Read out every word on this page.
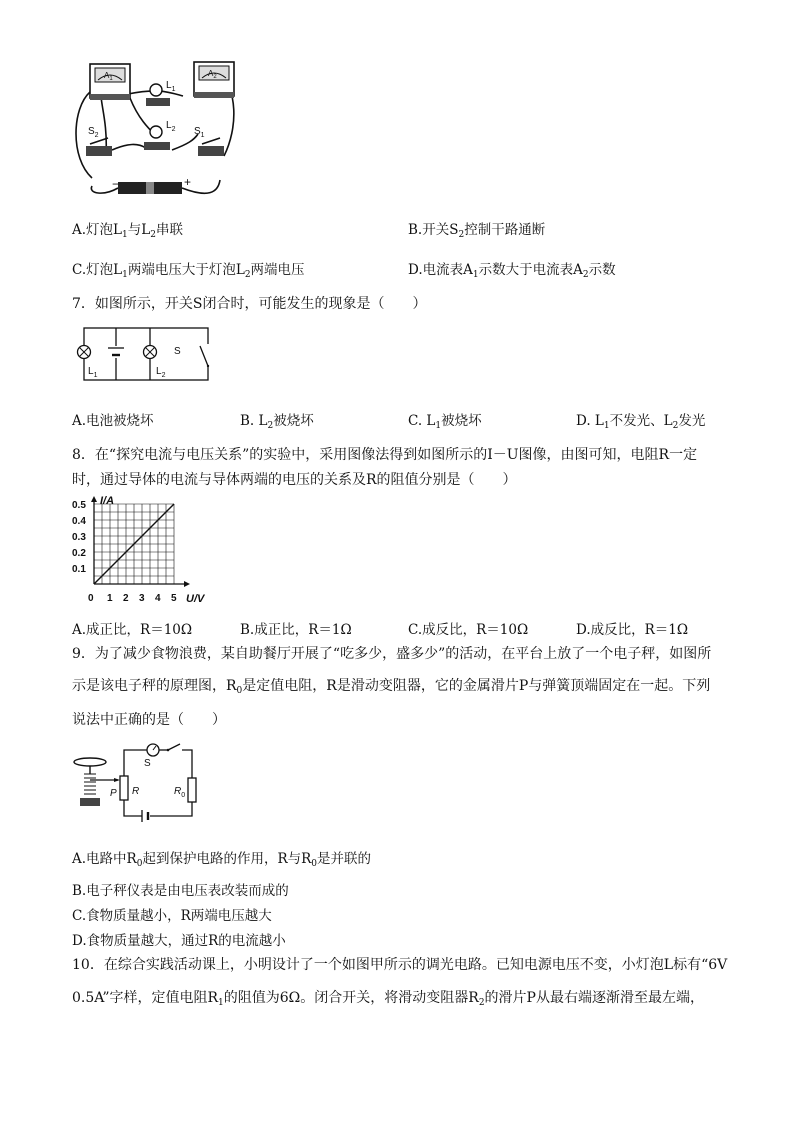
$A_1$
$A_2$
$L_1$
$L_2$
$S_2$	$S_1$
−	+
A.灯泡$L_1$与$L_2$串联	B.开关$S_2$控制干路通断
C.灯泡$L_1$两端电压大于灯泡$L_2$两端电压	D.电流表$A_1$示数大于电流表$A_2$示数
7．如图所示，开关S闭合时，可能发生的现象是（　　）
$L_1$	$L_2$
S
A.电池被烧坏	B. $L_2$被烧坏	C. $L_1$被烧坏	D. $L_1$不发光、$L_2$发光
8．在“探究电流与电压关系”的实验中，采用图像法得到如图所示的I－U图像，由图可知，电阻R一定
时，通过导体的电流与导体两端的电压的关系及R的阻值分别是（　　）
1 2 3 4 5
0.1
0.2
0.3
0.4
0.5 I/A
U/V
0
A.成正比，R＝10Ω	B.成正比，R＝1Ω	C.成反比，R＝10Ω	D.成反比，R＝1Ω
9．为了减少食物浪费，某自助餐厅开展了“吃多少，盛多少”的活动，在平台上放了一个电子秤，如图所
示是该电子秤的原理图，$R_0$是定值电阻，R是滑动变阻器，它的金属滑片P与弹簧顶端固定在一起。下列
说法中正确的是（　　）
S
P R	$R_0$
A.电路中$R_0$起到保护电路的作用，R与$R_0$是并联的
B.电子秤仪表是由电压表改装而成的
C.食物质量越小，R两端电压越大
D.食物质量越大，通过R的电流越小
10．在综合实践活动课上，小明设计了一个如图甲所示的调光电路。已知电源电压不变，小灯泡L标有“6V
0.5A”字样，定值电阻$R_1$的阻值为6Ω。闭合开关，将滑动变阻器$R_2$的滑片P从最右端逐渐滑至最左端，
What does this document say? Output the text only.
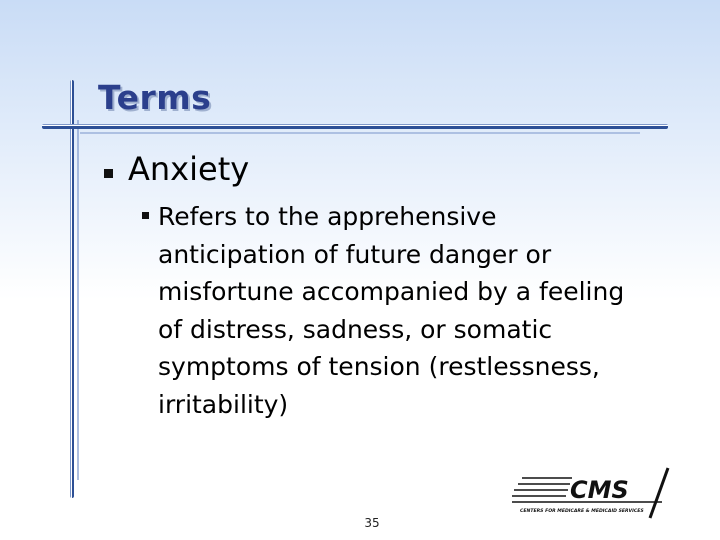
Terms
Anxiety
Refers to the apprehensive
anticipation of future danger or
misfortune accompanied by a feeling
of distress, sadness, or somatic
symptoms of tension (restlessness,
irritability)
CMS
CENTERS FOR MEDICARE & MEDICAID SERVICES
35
○ ○ ○ ○
Your instructions: Say, as a number only, how many lines of the data contain "this".

Task response: 2